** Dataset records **

——————————

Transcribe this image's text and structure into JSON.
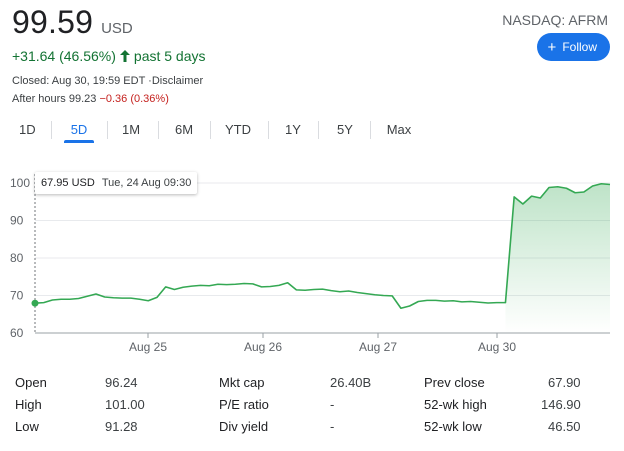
{
  "header": {
    "price": "99.59",
    "currency": "USD",
    "ticker": "NASDAQ: AFRM",
    "follow_label": "Follow",
    "change": "+31.64 (46.56%)",
    "change_period": "past 5 days",
    "closed_text": "Closed: Aug 30, 19:59 EDT ·Disclaimer",
    "afterhours_prefix": "After hours 99.23",
    "afterhours_change": "−0.36 (0.36%)",
    "colors": {
      "positive": "#137333",
      "negative": "#c5221f",
      "accent": "#1a73e8",
      "line": "#34a853"
    }
  },
  "tabs": [
    {
      "label": "1D",
      "active": false
    },
    {
      "label": "5D",
      "active": true
    },
    {
      "label": "1M",
      "active": false
    },
    {
      "label": "6M",
      "active": false
    },
    {
      "label": "YTD",
      "active": false
    },
    {
      "label": "1Y",
      "active": false
    },
    {
      "label": "5Y",
      "active": false
    },
    {
      "label": "Max",
      "active": false
    }
  ],
  "tooltip": {
    "value": "67.95 USD",
    "date": "Tue, 24 Aug 09:30"
  },
  "chart_data": {
    "type": "area",
    "y_ticks": [
      60,
      70,
      80,
      90,
      100
    ],
    "ylim": [
      60,
      101
    ],
    "x_ticks": [
      "Aug 25",
      "Aug 26",
      "Aug 27",
      "Aug 30"
    ],
    "grid": true,
    "series": [
      {
        "x": [
          0,
          1,
          2,
          3,
          4,
          5,
          6,
          7,
          8,
          9,
          10,
          11,
          12,
          13,
          14,
          15,
          16,
          17,
          18,
          19,
          20,
          21,
          22,
          23,
          24,
          25,
          26,
          27,
          28,
          29,
          30,
          31,
          32,
          33,
          34,
          35,
          36,
          37,
          38,
          39,
          40,
          41,
          42,
          43,
          44,
          45,
          46,
          47,
          48,
          49,
          50,
          51,
          52,
          53,
          54,
          55,
          56,
          57,
          58,
          59,
          60,
          61,
          62,
          63,
          64,
          65,
          66
        ],
        "values": [
          67.95,
          68.1,
          68.8,
          69.0,
          69.0,
          69.2,
          69.8,
          70.4,
          69.6,
          69.4,
          69.3,
          69.3,
          69.0,
          68.6,
          69.5,
          72.3,
          71.6,
          72.2,
          72.5,
          72.7,
          72.6,
          73.0,
          72.9,
          73.0,
          73.2,
          73.1,
          72.3,
          72.4,
          72.7,
          73.4,
          71.5,
          71.4,
          71.6,
          71.7,
          71.3,
          71.0,
          71.2,
          70.8,
          70.5,
          70.2,
          70.0,
          69.9,
          66.6,
          67.2,
          68.4,
          68.7,
          68.7,
          68.5,
          68.6,
          68.3,
          68.4,
          68.2,
          68.0,
          68.1,
          68.1,
          96.3,
          94.4,
          96.5,
          96.0,
          98.8,
          99.0,
          98.6,
          97.4,
          97.6,
          99.2,
          99.8,
          99.6
        ]
      }
    ]
  },
  "stats": {
    "col1": [
      {
        "label": "Open",
        "value": "96.24"
      },
      {
        "label": "High",
        "value": "101.00"
      },
      {
        "label": "Low",
        "value": "91.28"
      }
    ],
    "col2": [
      {
        "label": "Mkt cap",
        "value": "26.40B"
      },
      {
        "label": "P/E ratio",
        "value": "-"
      },
      {
        "label": "Div yield",
        "value": "-"
      }
    ],
    "col3": [
      {
        "label": "Prev close",
        "value": "67.90"
      },
      {
        "label": "52-wk high",
        "value": "146.90"
      },
      {
        "label": "52-wk low",
        "value": "46.50"
      }
    ]
  }
}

——————————

** The problem **
Return the material word for word. Pictures are not part of the copy.

** Exercise solution **
Transcribe this image's text and structure into JSON.
{
  "header": {
    "price": "99.59",
    "currency": "USD",
    "ticker": "NASDAQ: AFRM",
    "follow_label": "Follow",
    "change": "+31.64 (46.56%)",
    "change_period": "past 5 days",
    "closed_text": "Closed: Aug 30, 19:59 EDT ·Disclaimer",
    "afterhours_prefix": "After hours 99.23",
    "afterhours_change": "−0.36 (0.36%)",
    "colors": {
      "positive": "#137333",
      "negative": "#c5221f",
      "accent": "#1a73e8",
      "line": "#34a853"
    }
  },
  "tabs": [
    {
      "label": "1D",
      "active": false
    },
    {
      "label": "5D",
      "active": true
    },
    {
      "label": "1M",
      "active": false
    },
    {
      "label": "6M",
      "active": false
    },
    {
      "label": "YTD",
      "active": false
    },
    {
      "label": "1Y",
      "active": false
    },
    {
      "label": "5Y",
      "active": false
    },
    {
      "label": "Max",
      "active": false
    }
  ],
  "tooltip": {
    "value": "67.95 USD",
    "date": "Tue, 24 Aug 09:30"
  },
  "chart_data": {
    "type": "area",
    "y_ticks": [
      60,
      70,
      80,
      90,
      100
    ],
    "ylim": [
      60,
      101
    ],
    "x_ticks": [
      "Aug 25",
      "Aug 26",
      "Aug 27",
      "Aug 30"
    ],
    "grid": true,
    "series": [
      {
        "x": [
          0,
          1,
          2,
          3,
          4,
          5,
          6,
          7,
          8,
          9,
          10,
          11,
          12,
          13,
          14,
          15,
          16,
          17,
          18,
          19,
          20,
          21,
          22,
          23,
          24,
          25,
          26,
          27,
          28,
          29,
          30,
          31,
          32,
          33,
          34,
          35,
          36,
          37,
          38,
          39,
          40,
          41,
          42,
          43,
          44,
          45,
          46,
          47,
          48,
          49,
          50,
          51,
          52,
          53,
          54,
          55,
          56,
          57,
          58,
          59,
          60,
          61,
          62,
          63,
          64,
          65,
          66
        ],
        "values": [
          67.95,
          68.1,
          68.8,
          69.0,
          69.0,
          69.2,
          69.8,
          70.4,
          69.6,
          69.4,
          69.3,
          69.3,
          69.0,
          68.6,
          69.5,
          72.3,
          71.6,
          72.2,
          72.5,
          72.7,
          72.6,
          73.0,
          72.9,
          73.0,
          73.2,
          73.1,
          72.3,
          72.4,
          72.7,
          73.4,
          71.5,
          71.4,
          71.6,
          71.7,
          71.3,
          71.0,
          71.2,
          70.8,
          70.5,
          70.2,
          70.0,
          69.9,
          66.6,
          67.2,
          68.4,
          68.7,
          68.7,
          68.5,
          68.6,
          68.3,
          68.4,
          68.2,
          68.0,
          68.1,
          68.1,
          96.3,
          94.4,
          96.5,
          96.0,
          98.8,
          99.0,
          98.6,
          97.4,
          97.6,
          99.2,
          99.8,
          99.6
        ]
      }
    ]
  },
  "stats": {
    "col1": [
      {
        "label": "Open",
        "value": "96.24"
      },
      {
        "label": "High",
        "value": "101.00"
      },
      {
        "label": "Low",
        "value": "91.28"
      }
    ],
    "col2": [
      {
        "label": "Mkt cap",
        "value": "26.40B"
      },
      {
        "label": "P/E ratio",
        "value": "-"
      },
      {
        "label": "Div yield",
        "value": "-"
      }
    ],
    "col3": [
      {
        "label": "Prev close",
        "value": "67.90"
      },
      {
        "label": "52-wk high",
        "value": "146.90"
      },
      {
        "label": "52-wk low",
        "value": "46.50"
      }
    ]
  }
}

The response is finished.